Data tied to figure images
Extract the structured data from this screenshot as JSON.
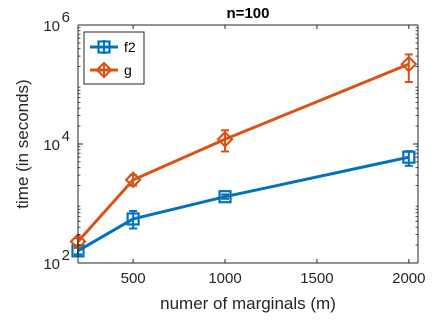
{
  "chart_data": {
    "type": "line",
    "title": "n=100",
    "xlabel": "numer of marginals (m)",
    "ylabel": "time (in seconds)",
    "xlim": [
      200,
      2050
    ],
    "ylim": [
      100,
      1000000
    ],
    "yscale": "log",
    "grid": false,
    "legend_position": "top-left",
    "x_ticks": [
      500,
      1000,
      1500,
      2000
    ],
    "x_tick_labels": [
      "500",
      "1000",
      "1500",
      "2000"
    ],
    "y_ticks": [
      100,
      10000,
      1000000
    ],
    "y_tick_labels": [
      {
        "base": "10",
        "exp": "2"
      },
      {
        "base": "10",
        "exp": "4"
      },
      {
        "base": "10",
        "exp": "6"
      }
    ],
    "x": [
      200,
      500,
      1000,
      2000
    ],
    "series": [
      {
        "name": "f2",
        "color": "#0072BD",
        "marker": "square",
        "values": [
          160,
          550,
          1300,
          6000
        ],
        "err_low": [
          140,
          380,
          1200,
          4300
        ],
        "err_high": [
          180,
          750,
          1420,
          7600
        ]
      },
      {
        "name": "g",
        "color": "#D95319",
        "marker": "diamond",
        "values": [
          230,
          2500,
          12000,
          220000
        ],
        "err_low": [
          200,
          2000,
          7500,
          110000
        ],
        "err_high": [
          260,
          3000,
          17000,
          320000
        ]
      }
    ]
  }
}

* _WORK INSTRUCTIONS_: Omit every picture, then repeat the remaining data exactly as it appears above.

* _EXERCISE ANSWER_:
Extract the structured data from this screenshot as JSON.
{
  "chart_data": {
    "type": "line",
    "title": "n=100",
    "xlabel": "numer of marginals (m)",
    "ylabel": "time (in seconds)",
    "xlim": [
      200,
      2050
    ],
    "ylim": [
      100,
      1000000
    ],
    "yscale": "log",
    "grid": false,
    "legend_position": "top-left",
    "x_ticks": [
      500,
      1000,
      1500,
      2000
    ],
    "x_tick_labels": [
      "500",
      "1000",
      "1500",
      "2000"
    ],
    "y_ticks": [
      100,
      10000,
      1000000
    ],
    "y_tick_labels": [
      {
        "base": "10",
        "exp": "2"
      },
      {
        "base": "10",
        "exp": "4"
      },
      {
        "base": "10",
        "exp": "6"
      }
    ],
    "x": [
      200,
      500,
      1000,
      2000
    ],
    "series": [
      {
        "name": "f2",
        "color": "#0072BD",
        "marker": "square",
        "values": [
          160,
          550,
          1300,
          6000
        ],
        "err_low": [
          140,
          380,
          1200,
          4300
        ],
        "err_high": [
          180,
          750,
          1420,
          7600
        ]
      },
      {
        "name": "g",
        "color": "#D95319",
        "marker": "diamond",
        "values": [
          230,
          2500,
          12000,
          220000
        ],
        "err_low": [
          200,
          2000,
          7500,
          110000
        ],
        "err_high": [
          260,
          3000,
          17000,
          320000
        ]
      }
    ]
  }
}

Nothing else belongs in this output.